Exercise inputs:
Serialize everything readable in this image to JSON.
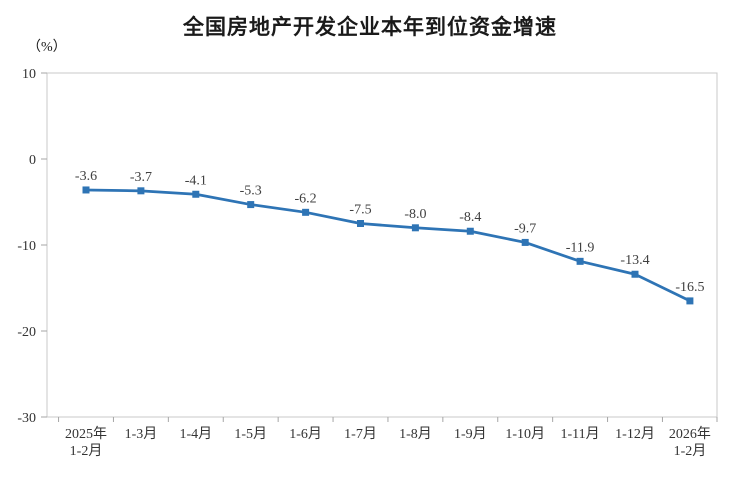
{
  "chart_data": {
    "type": "line",
    "title": "全国房地产开发企业本年到位资金增速",
    "unit": "（%）",
    "categories": [
      "2025年\n1-2月",
      "1-3月",
      "1-4月",
      "1-5月",
      "1-6月",
      "1-7月",
      "1-8月",
      "1-9月",
      "1-10月",
      "1-11月",
      "1-12月",
      "2026年\n1-2月"
    ],
    "values": [
      -3.6,
      -3.7,
      -4.1,
      -5.3,
      -6.2,
      -7.5,
      -8.0,
      -8.4,
      -9.7,
      -11.9,
      -13.4,
      -16.5
    ],
    "value_labels": [
      "-3.6",
      "-3.7",
      "-4.1",
      "-5.3",
      "-6.2",
      "-7.5",
      "-8.0",
      "-8.4",
      "-9.7",
      "-11.9",
      "-13.4",
      "-16.5"
    ],
    "ylim": [
      -30,
      10
    ],
    "yticks": [
      10,
      0,
      -10,
      -20,
      -30
    ],
    "grid": false,
    "legend_position": "none",
    "marker": "square",
    "colors": {
      "line": "#2E74B5",
      "marker": "#2E74B5",
      "data_label": "#404040",
      "axis_label": "#333333",
      "plot_border": "#C8C8C8",
      "tick": "#A6A6A6",
      "title": "#1A1A1A"
    }
  }
}
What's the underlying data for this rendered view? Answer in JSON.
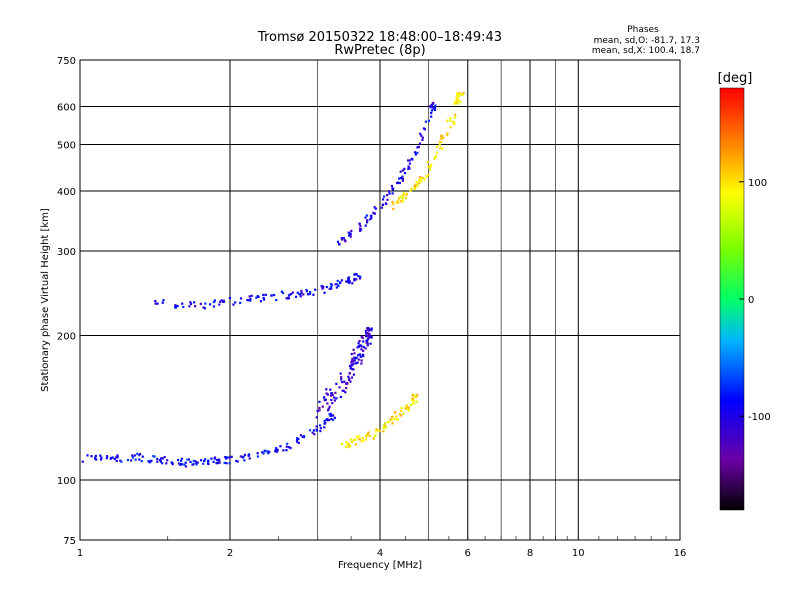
{
  "chart_data": {
    "type": "scatter",
    "title": "Tromsø 20150322 18:48:00–18:49:43",
    "subtitle": "RwPretec (8p)",
    "xlabel": "Frequency [MHz]",
    "ylabel": "Stationary phase Virtual Height [km]",
    "x_scale": "log",
    "y_scale": "log",
    "xlim": [
      1,
      16
    ],
    "ylim": [
      75,
      750
    ],
    "x_ticks": [
      1,
      2,
      4,
      6,
      8,
      10,
      16
    ],
    "x_tick_labels": [
      "1",
      "2",
      "4",
      "6",
      "8",
      "10",
      "16"
    ],
    "x_minor_gridlines": [
      3,
      5,
      7,
      9
    ],
    "y_ticks": [
      75,
      100,
      200,
      300,
      400,
      500,
      600,
      750
    ],
    "y_tick_labels": [
      "75",
      "100",
      "200",
      "300",
      "400",
      "500",
      "600",
      "750"
    ],
    "grid": true,
    "phase_box": {
      "title": "Phases",
      "line_o": "mean, sd,O: -81.7, 17.3",
      "line_x": "mean, sd,X: 100.4, 18.7"
    },
    "colorbar": {
      "unit_label": "[deg]",
      "range": [
        -180,
        180
      ],
      "ticks": [
        100,
        0,
        -100
      ],
      "tick_labels": [
        "100",
        "0",
        "-100"
      ]
    },
    "traces": [
      {
        "mode": "O",
        "layer": "E",
        "phase_mean": -90,
        "x": [
          1.0,
          1.1,
          1.2,
          1.3,
          1.4,
          1.5,
          1.6,
          1.7,
          1.8,
          1.9,
          2.0,
          2.2,
          2.4,
          2.6,
          2.8,
          3.0,
          3.2
        ],
        "y": [
          110,
          112,
          111,
          112,
          110,
          110,
          109,
          108,
          109,
          110,
          110,
          112,
          114,
          117,
          122,
          128,
          135
        ]
      },
      {
        "mode": "O",
        "layer": "E-spread",
        "phase_mean": -110,
        "x": [
          3.0,
          3.2,
          3.4,
          3.5,
          3.6,
          3.7,
          3.8
        ],
        "y": [
          140,
          150,
          160,
          170,
          180,
          190,
          200
        ]
      },
      {
        "mode": "X",
        "layer": "E",
        "phase_mean": 95,
        "x": [
          3.3,
          3.5,
          3.7,
          3.9,
          4.1,
          4.3,
          4.5,
          4.7
        ],
        "y": [
          118,
          120,
          122,
          125,
          130,
          135,
          140,
          148
        ]
      },
      {
        "mode": "O",
        "layer": "F1",
        "phase_mean": -95,
        "x": [
          1.4,
          1.6,
          1.8,
          2.0,
          2.2,
          2.4,
          2.6,
          2.8,
          3.0,
          3.2,
          3.4,
          3.6
        ],
        "y": [
          235,
          232,
          232,
          235,
          238,
          240,
          243,
          245,
          248,
          252,
          258,
          265
        ]
      },
      {
        "mode": "O",
        "layer": "F2",
        "phase_mean": -100,
        "x": [
          3.3,
          3.5,
          3.7,
          3.9,
          4.1,
          4.3,
          4.5,
          4.7,
          4.9,
          5.1
        ],
        "y": [
          310,
          325,
          340,
          360,
          385,
          410,
          440,
          480,
          530,
          600
        ]
      },
      {
        "mode": "X",
        "layer": "F2",
        "phase_mean": 100,
        "x": [
          4.2,
          4.4,
          4.6,
          4.8,
          5.0,
          5.2,
          5.4,
          5.6,
          5.8
        ],
        "y": [
          370,
          385,
          400,
          420,
          445,
          480,
          520,
          570,
          630
        ]
      }
    ]
  }
}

Work instructions:
Each record above must be returned exactly as written, with its pictures omitted.

Reply to the task:
Serialize everything readable in this image to JSON.
{
  "chart_data": {
    "type": "line",
    "title": "全国房地产开发企业本年到位资金增速",
    "unit": "（%）",
    "categories": [
      "2025年\n1-2月",
      "1-3月",
      "1-4月",
      "1-5月",
      "1-6月",
      "1-7月",
      "1-8月",
      "1-9月",
      "1-10月",
      "1-11月",
      "1-12月",
      "2026年\n1-2月"
    ],
    "values": [
      -3.6,
      -3.7,
      -4.1,
      -5.3,
      -6.2,
      -7.5,
      -8.0,
      -8.4,
      -9.7,
      -11.9,
      -13.4,
      -16.5
    ],
    "value_labels": [
      "-3.6",
      "-3.7",
      "-4.1",
      "-5.3",
      "-6.2",
      "-7.5",
      "-8.0",
      "-8.4",
      "-9.7",
      "-11.9",
      "-13.4",
      "-16.5"
    ],
    "ylim": [
      -30,
      10
    ],
    "yticks": [
      10,
      0,
      -10,
      -20,
      -30
    ],
    "grid": false,
    "legend_position": "none",
    "marker": "square",
    "colors": {
      "line": "#2E74B5",
      "marker": "#2E74B5",
      "data_label": "#404040",
      "axis_label": "#333333",
      "plot_border": "#C8C8C8",
      "tick": "#A6A6A6",
      "title": "#1A1A1A"
    }
  }
}
What's the underlying data for this rendered view? Answer in JSON.
{
  "chart_data": {
    "type": "scatter",
    "title": "Tromsø 20150322 18:48:00–18:49:43",
    "subtitle": "RwPretec (8p)",
    "xlabel": "Frequency [MHz]",
    "ylabel": "Stationary phase Virtual Height [km]",
    "x_scale": "log",
    "y_scale": "log",
    "xlim": [
      1,
      16
    ],
    "ylim": [
      75,
      750
    ],
    "x_ticks": [
      1,
      2,
      4,
      6,
      8,
      10,
      16
    ],
    "x_tick_labels": [
      "1",
      "2",
      "4",
      "6",
      "8",
      "10",
      "16"
    ],
    "x_minor_gridlines": [
      3,
      5,
      7,
      9
    ],
    "y_ticks": [
      75,
      100,
      200,
      300,
      400,
      500,
      600,
      750
    ],
    "y_tick_labels": [
      "75",
      "100",
      "200",
      "300",
      "400",
      "500",
      "600",
      "750"
    ],
    "grid": true,
    "phase_box": {
      "title": "Phases",
      "line_o": "mean, sd,O: -81.7, 17.3",
      "line_x": "mean, sd,X: 100.4, 18.7"
    },
    "colorbar": {
      "unit_label": "[deg]",
      "range": [
        -180,
        180
      ],
      "ticks": [
        100,
        0,
        -100
      ],
      "tick_labels": [
        "100",
        "0",
        "-100"
      ]
    },
    "traces": [
      {
        "mode": "O",
        "layer": "E",
        "phase_mean": -90,
        "x": [
          1.0,
          1.1,
          1.2,
          1.3,
          1.4,
          1.5,
          1.6,
          1.7,
          1.8,
          1.9,
          2.0,
          2.2,
          2.4,
          2.6,
          2.8,
          3.0,
          3.2
        ],
        "y": [
          110,
          112,
          111,
          112,
          110,
          110,
          109,
          108,
          109,
          110,
          110,
          112,
          114,
          117,
          122,
          128,
          135
        ]
      },
      {
        "mode": "O",
        "layer": "E-spread",
        "phase_mean": -110,
        "x": [
          3.0,
          3.2,
          3.4,
          3.5,
          3.6,
          3.7,
          3.8
        ],
        "y": [
          140,
          150,
          160,
          170,
          180,
          190,
          200
        ]
      },
      {
        "mode": "X",
        "layer": "E",
        "phase_mean": 95,
        "x": [
          3.3,
          3.5,
          3.7,
          3.9,
          4.1,
          4.3,
          4.5,
          4.7
        ],
        "y": [
          118,
          120,
          122,
          125,
          130,
          135,
          140,
          148
        ]
      },
      {
        "mode": "O",
        "layer": "F1",
        "phase_mean": -95,
        "x": [
          1.4,
          1.6,
          1.8,
          2.0,
          2.2,
          2.4,
          2.6,
          2.8,
          3.0,
          3.2,
          3.4,
          3.6
        ],
        "y": [
          235,
          232,
          232,
          235,
          238,
          240,
          243,
          245,
          248,
          252,
          258,
          265
        ]
      },
      {
        "mode": "O",
        "layer": "F2",
        "phase_mean": -100,
        "x": [
          3.3,
          3.5,
          3.7,
          3.9,
          4.1,
          4.3,
          4.5,
          4.7,
          4.9,
          5.1
        ],
        "y": [
          310,
          325,
          340,
          360,
          385,
          410,
          440,
          480,
          530,
          600
        ]
      },
      {
        "mode": "X",
        "layer": "F2",
        "phase_mean": 100,
        "x": [
          4.2,
          4.4,
          4.6,
          4.8,
          5.0,
          5.2,
          5.4,
          5.6,
          5.8
        ],
        "y": [
          370,
          385,
          400,
          420,
          445,
          480,
          520,
          570,
          630
        ]
      }
    ]
  }
}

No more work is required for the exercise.